GIVEN RECORDS =>

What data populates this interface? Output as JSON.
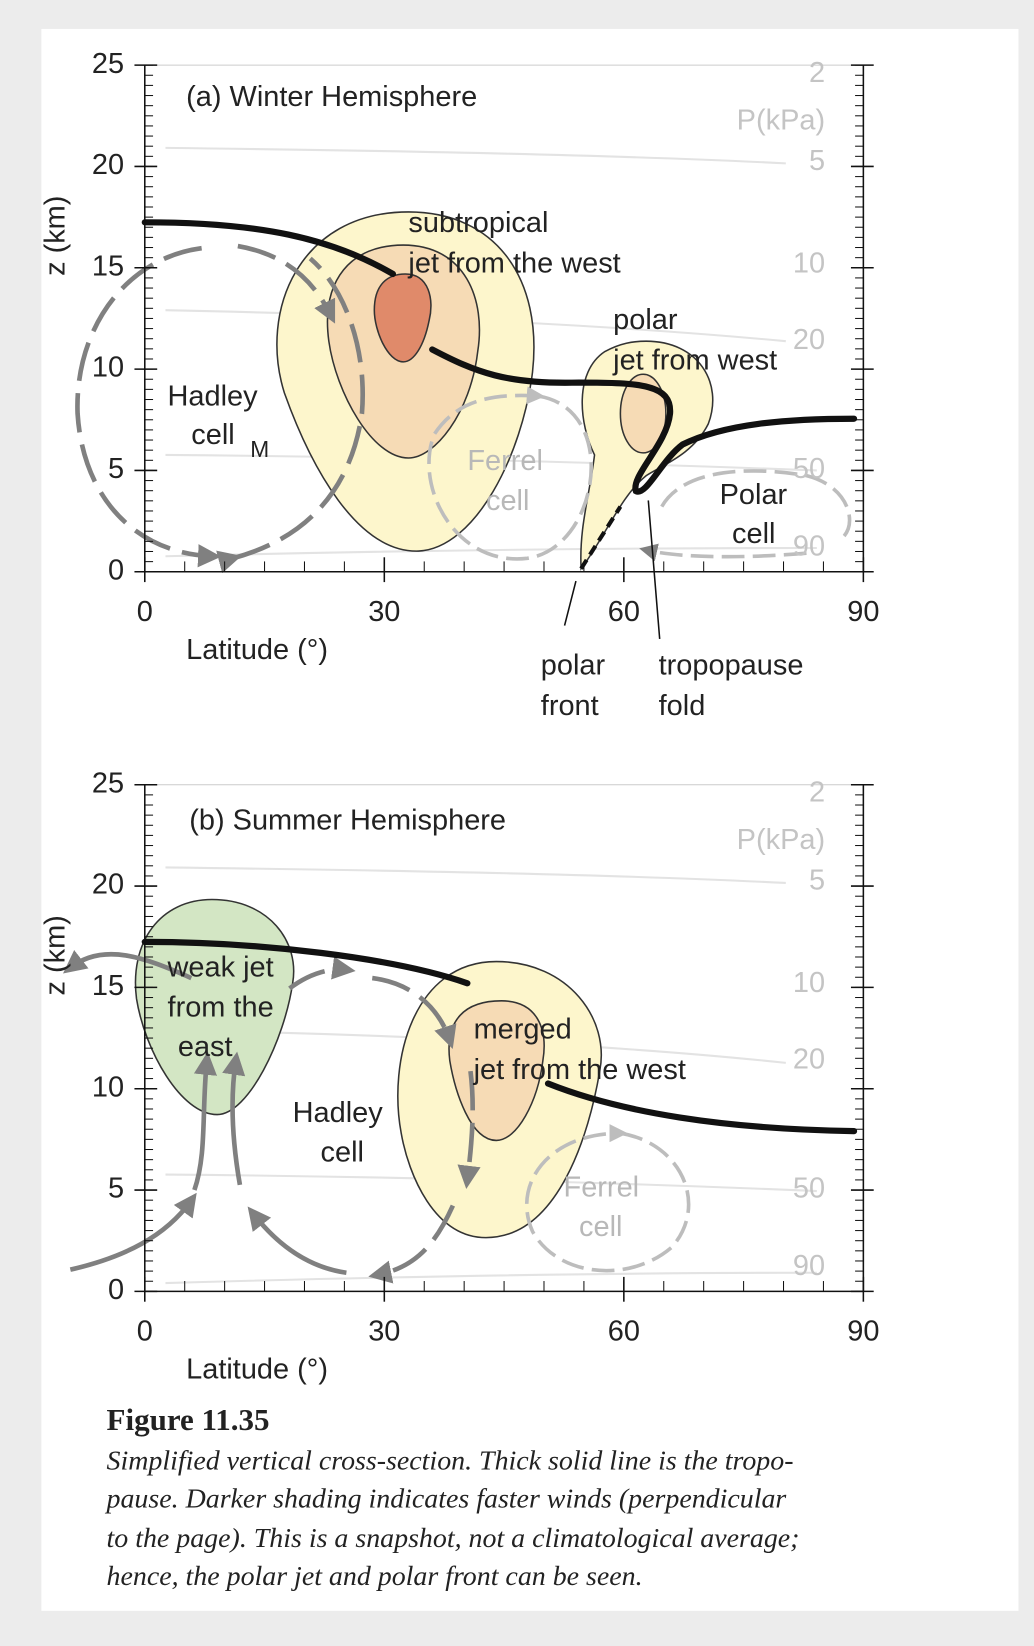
{
  "panels": [
    {
      "title": "(a) Winter Hemisphere",
      "y_label": "z (km)",
      "x_label": "Latitude (°)",
      "xlim": [
        0,
        90
      ],
      "ylim": [
        0,
        25
      ],
      "xticks": [
        0,
        30,
        60,
        90
      ],
      "yticks": [
        0,
        5,
        10,
        15,
        20,
        25
      ],
      "pressure_label": "P(kPa)",
      "pressure_ticks": [
        2,
        5,
        10,
        20,
        50,
        90
      ],
      "labels": {
        "subtropical_jet": [
          "subtropical",
          "jet from the west"
        ],
        "polar_jet": [
          "polar",
          "jet from west"
        ],
        "hadley_cell": [
          "Hadley",
          "cell"
        ],
        "hadley_marker": "M",
        "ferrel_cell": [
          "Ferrel",
          "cell"
        ],
        "polar_cell": [
          "Polar",
          "cell"
        ],
        "polar_front": [
          "polar",
          "front"
        ],
        "tropopause_fold": [
          "tropopause",
          "fold"
        ]
      }
    },
    {
      "title": "(b) Summer Hemisphere",
      "y_label": "z (km)",
      "x_label": "Latitude (°)",
      "xlim": [
        0,
        90
      ],
      "ylim": [
        0,
        25
      ],
      "xticks": [
        0,
        30,
        60,
        90
      ],
      "yticks": [
        0,
        5,
        10,
        15,
        20,
        25
      ],
      "pressure_label": "P(kPa)",
      "pressure_ticks": [
        2,
        5,
        10,
        20,
        50,
        90
      ],
      "labels": {
        "weak_jet": [
          "weak jet",
          "from the",
          "east"
        ],
        "merged_jet": [
          "merged",
          "jet from the west"
        ],
        "hadley_cell": [
          "Hadley",
          "cell"
        ],
        "ferrel_cell": [
          "Ferrel",
          "cell"
        ]
      }
    }
  ],
  "caption": {
    "title": "Figure 11.35",
    "lines": [
      "Simplified vertical cross-section.  Thick solid line is the tropo-",
      "pause.  Darker shading indicates faster winds (perpendicular",
      "to the page).  This is a snapshot, not a climatological average;",
      "hence, the polar jet and polar front can be seen."
    ]
  }
}
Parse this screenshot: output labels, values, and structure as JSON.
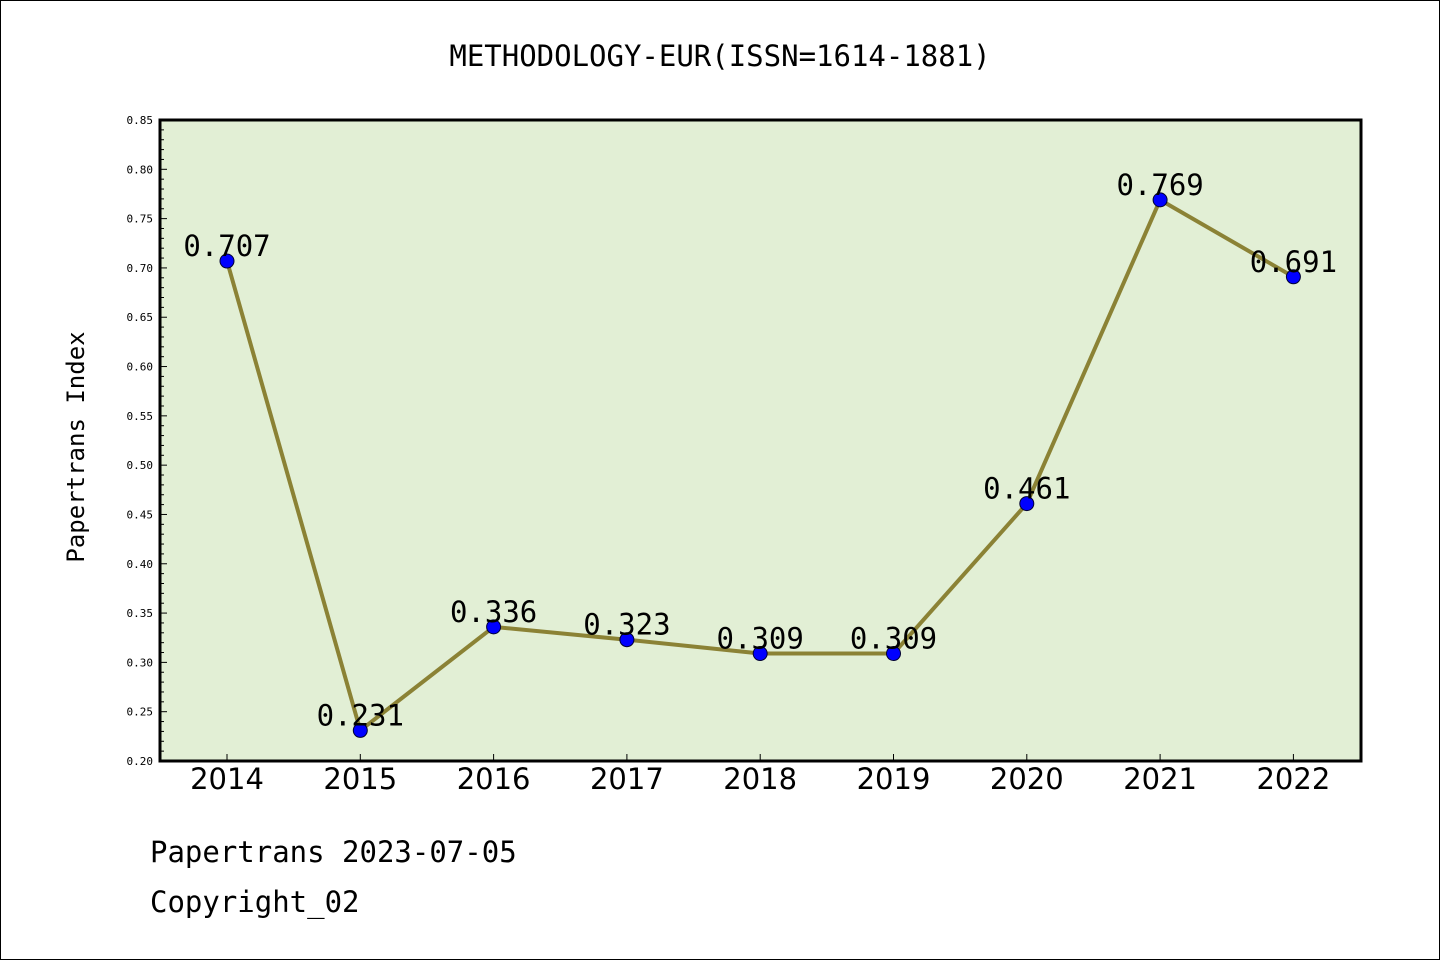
{
  "chart_data": {
    "type": "line",
    "title": "METHODOLOGY-EUR(ISSN=1614-1881)",
    "xlabel": "",
    "ylabel": "Papertrans Index",
    "categories": [
      "2014",
      "2015",
      "2016",
      "2017",
      "2018",
      "2019",
      "2020",
      "2021",
      "2022"
    ],
    "series": [
      {
        "values": [
          0.707,
          0.231,
          0.336,
          0.323,
          0.309,
          0.309,
          0.461,
          0.769,
          0.691
        ]
      }
    ],
    "data_labels": [
      "0.707",
      "0.231",
      "0.336",
      "0.323",
      "0.309",
      "0.309",
      "0.461",
      "0.769",
      "0.691"
    ],
    "ylim": [
      0.2,
      0.85
    ],
    "yticks": [
      "0.20",
      "0.25",
      "0.30",
      "0.35",
      "0.40",
      "0.45",
      "0.50",
      "0.55",
      "0.60",
      "0.65",
      "0.70",
      "0.75",
      "0.80",
      "0.85"
    ],
    "grid": false,
    "legend": "none",
    "colors": {
      "plot_background": "#e2efd5",
      "line": "#8b8235",
      "marker": "#0000ff"
    }
  },
  "footer": {
    "date_line": "Papertrans 2023-07-05",
    "copyright_line": "Copyright_02"
  }
}
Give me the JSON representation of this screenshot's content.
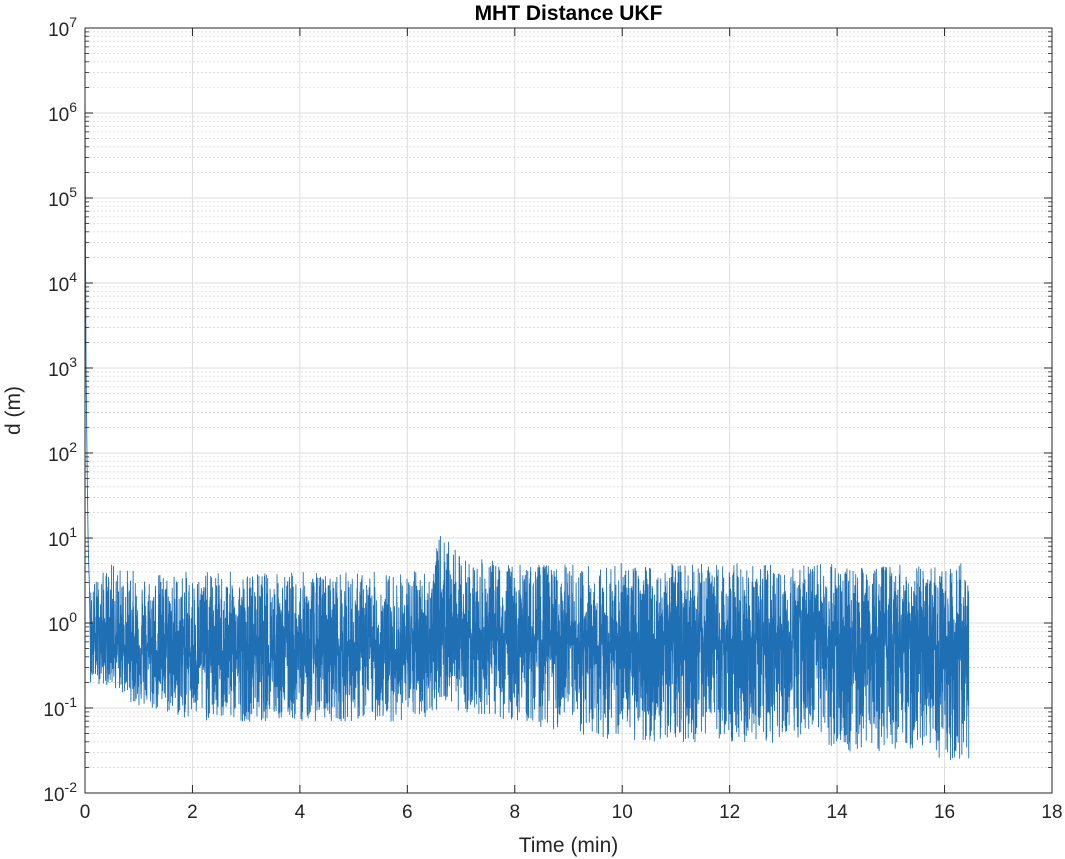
{
  "chart_data": {
    "type": "line",
    "title": "MHT Distance UKF",
    "xlabel": "Time (min)",
    "ylabel": "d (m)",
    "xlim": [
      0,
      18
    ],
    "ylim": [
      0.01,
      10000000
    ],
    "yscale": "log",
    "grid": true,
    "minor_grid": true,
    "x_ticks": [
      0,
      2,
      4,
      6,
      8,
      10,
      12,
      14,
      16,
      18
    ],
    "x_tick_labels": [
      "0",
      "2",
      "4",
      "6",
      "8",
      "10",
      "12",
      "14",
      "16",
      "18"
    ],
    "y_ticks": [
      0.01,
      0.1,
      1,
      10,
      100,
      1000,
      10000,
      100000,
      1000000,
      10000000
    ],
    "y_tick_labels": [
      {
        "base": "10",
        "exp": "-2"
      },
      {
        "base": "10",
        "exp": "-1"
      },
      {
        "base": "10",
        "exp": "0"
      },
      {
        "base": "10",
        "exp": "1"
      },
      {
        "base": "10",
        "exp": "2"
      },
      {
        "base": "10",
        "exp": "3"
      },
      {
        "base": "10",
        "exp": "4"
      },
      {
        "base": "10",
        "exp": "5"
      },
      {
        "base": "10",
        "exp": "6"
      },
      {
        "base": "10",
        "exp": "7"
      }
    ],
    "series": [
      {
        "color": "#1f6fb5",
        "initial_transient": {
          "x": [
            0,
            0.005,
            0.01,
            0.02,
            0.04,
            0.06,
            0.08
          ],
          "y": [
            2000000,
            200000,
            20000,
            1000,
            60,
            8,
            3
          ]
        },
        "envelope": {
          "x": [
            0.1,
            0.5,
            1,
            2,
            3,
            4,
            5,
            6,
            6.5,
            6.6,
            7,
            8,
            9,
            10,
            11,
            12,
            13,
            14,
            15,
            16,
            16.45
          ],
          "upper": [
            3,
            5,
            4,
            4,
            4,
            4,
            4,
            4,
            5,
            12,
            6,
            5,
            5,
            5,
            5,
            5,
            5,
            5,
            5,
            5,
            5
          ],
          "lower": [
            0.2,
            0.18,
            0.1,
            0.07,
            0.07,
            0.07,
            0.07,
            0.07,
            0.08,
            0.12,
            0.09,
            0.07,
            0.05,
            0.04,
            0.04,
            0.04,
            0.035,
            0.03,
            0.03,
            0.025,
            0.02
          ],
          "median": [
            0.6,
            0.6,
            0.5,
            0.45,
            0.45,
            0.45,
            0.45,
            0.45,
            0.5,
            1.0,
            0.7,
            0.6,
            0.55,
            0.55,
            0.55,
            0.55,
            0.55,
            0.55,
            0.55,
            0.55,
            0.55
          ]
        }
      }
    ]
  }
}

REQUEST =>
Except for the pictures, print the data above exactly.

ANSWER TO THIS TASK =>
What data populates this interface? Output as JSON.
{
  "panels": [
    {
      "title": "(a) Winter Hemisphere",
      "y_label": "z (km)",
      "x_label": "Latitude (°)",
      "xlim": [
        0,
        90
      ],
      "ylim": [
        0,
        25
      ],
      "xticks": [
        0,
        30,
        60,
        90
      ],
      "yticks": [
        0,
        5,
        10,
        15,
        20,
        25
      ],
      "pressure_label": "P(kPa)",
      "pressure_ticks": [
        2,
        5,
        10,
        20,
        50,
        90
      ],
      "labels": {
        "subtropical_jet": [
          "subtropical",
          "jet from the west"
        ],
        "polar_jet": [
          "polar",
          "jet from west"
        ],
        "hadley_cell": [
          "Hadley",
          "cell"
        ],
        "hadley_marker": "M",
        "ferrel_cell": [
          "Ferrel",
          "cell"
        ],
        "polar_cell": [
          "Polar",
          "cell"
        ],
        "polar_front": [
          "polar",
          "front"
        ],
        "tropopause_fold": [
          "tropopause",
          "fold"
        ]
      }
    },
    {
      "title": "(b) Summer Hemisphere",
      "y_label": "z (km)",
      "x_label": "Latitude (°)",
      "xlim": [
        0,
        90
      ],
      "ylim": [
        0,
        25
      ],
      "xticks": [
        0,
        30,
        60,
        90
      ],
      "yticks": [
        0,
        5,
        10,
        15,
        20,
        25
      ],
      "pressure_label": "P(kPa)",
      "pressure_ticks": [
        2,
        5,
        10,
        20,
        50,
        90
      ],
      "labels": {
        "weak_jet": [
          "weak jet",
          "from the",
          "east"
        ],
        "merged_jet": [
          "merged",
          "jet from the west"
        ],
        "hadley_cell": [
          "Hadley",
          "cell"
        ],
        "ferrel_cell": [
          "Ferrel",
          "cell"
        ]
      }
    }
  ],
  "caption": {
    "title": "Figure 11.35",
    "lines": [
      "Simplified vertical cross-section.  Thick solid line is the tropo-",
      "pause.  Darker shading indicates faster winds (perpendicular",
      "to the page).  This is a snapshot, not a climatological average;",
      "hence, the polar jet and polar front can be seen."
    ]
  }
}
Parse this screenshot: output labels, values, and structure as JSON.
{
  "chart_data": {
    "type": "line",
    "title": "METHODOLOGY-EUR(ISSN=1614-1881)",
    "xlabel": "",
    "ylabel": "Papertrans Index",
    "categories": [
      "2014",
      "2015",
      "2016",
      "2017",
      "2018",
      "2019",
      "2020",
      "2021",
      "2022"
    ],
    "series": [
      {
        "values": [
          0.707,
          0.231,
          0.336,
          0.323,
          0.309,
          0.309,
          0.461,
          0.769,
          0.691
        ]
      }
    ],
    "data_labels": [
      "0.707",
      "0.231",
      "0.336",
      "0.323",
      "0.309",
      "0.309",
      "0.461",
      "0.769",
      "0.691"
    ],
    "ylim": [
      0.2,
      0.85
    ],
    "yticks": [
      "0.20",
      "0.25",
      "0.30",
      "0.35",
      "0.40",
      "0.45",
      "0.50",
      "0.55",
      "0.60",
      "0.65",
      "0.70",
      "0.75",
      "0.80",
      "0.85"
    ],
    "grid": false,
    "legend": "none",
    "colors": {
      "plot_background": "#e2efd5",
      "line": "#8b8235",
      "marker": "#0000ff"
    }
  },
  "footer": {
    "date_line": "Papertrans 2023-07-05",
    "copyright_line": "Copyright_02"
  }
}
Give me the JSON representation of this screenshot's content.
{
  "chart_data": {
    "type": "line",
    "title": "MHT Distance UKF",
    "xlabel": "Time (min)",
    "ylabel": "d (m)",
    "xlim": [
      0,
      18
    ],
    "ylim": [
      0.01,
      10000000
    ],
    "yscale": "log",
    "grid": true,
    "minor_grid": true,
    "x_ticks": [
      0,
      2,
      4,
      6,
      8,
      10,
      12,
      14,
      16,
      18
    ],
    "x_tick_labels": [
      "0",
      "2",
      "4",
      "6",
      "8",
      "10",
      "12",
      "14",
      "16",
      "18"
    ],
    "y_ticks": [
      0.01,
      0.1,
      1,
      10,
      100,
      1000,
      10000,
      100000,
      1000000,
      10000000
    ],
    "y_tick_labels": [
      {
        "base": "10",
        "exp": "-2"
      },
      {
        "base": "10",
        "exp": "-1"
      },
      {
        "base": "10",
        "exp": "0"
      },
      {
        "base": "10",
        "exp": "1"
      },
      {
        "base": "10",
        "exp": "2"
      },
      {
        "base": "10",
        "exp": "3"
      },
      {
        "base": "10",
        "exp": "4"
      },
      {
        "base": "10",
        "exp": "5"
      },
      {
        "base": "10",
        "exp": "6"
      },
      {
        "base": "10",
        "exp": "7"
      }
    ],
    "series": [
      {
        "color": "#1f6fb5",
        "initial_transient": {
          "x": [
            0,
            0.005,
            0.01,
            0.02,
            0.04,
            0.06,
            0.08
          ],
          "y": [
            2000000,
            200000,
            20000,
            1000,
            60,
            8,
            3
          ]
        },
        "envelope": {
          "x": [
            0.1,
            0.5,
            1,
            2,
            3,
            4,
            5,
            6,
            6.5,
            6.6,
            7,
            8,
            9,
            10,
            11,
            12,
            13,
            14,
            15,
            16,
            16.45
          ],
          "upper": [
            3,
            5,
            4,
            4,
            4,
            4,
            4,
            4,
            5,
            12,
            6,
            5,
            5,
            5,
            5,
            5,
            5,
            5,
            5,
            5,
            5
          ],
          "lower": [
            0.2,
            0.18,
            0.1,
            0.07,
            0.07,
            0.07,
            0.07,
            0.07,
            0.08,
            0.12,
            0.09,
            0.07,
            0.05,
            0.04,
            0.04,
            0.04,
            0.035,
            0.03,
            0.03,
            0.025,
            0.02
          ],
          "median": [
            0.6,
            0.6,
            0.5,
            0.45,
            0.45,
            0.45,
            0.45,
            0.45,
            0.5,
            1.0,
            0.7,
            0.6,
            0.55,
            0.55,
            0.55,
            0.55,
            0.55,
            0.55,
            0.55,
            0.55,
            0.55
          ]
        }
      }
    ]
  }
}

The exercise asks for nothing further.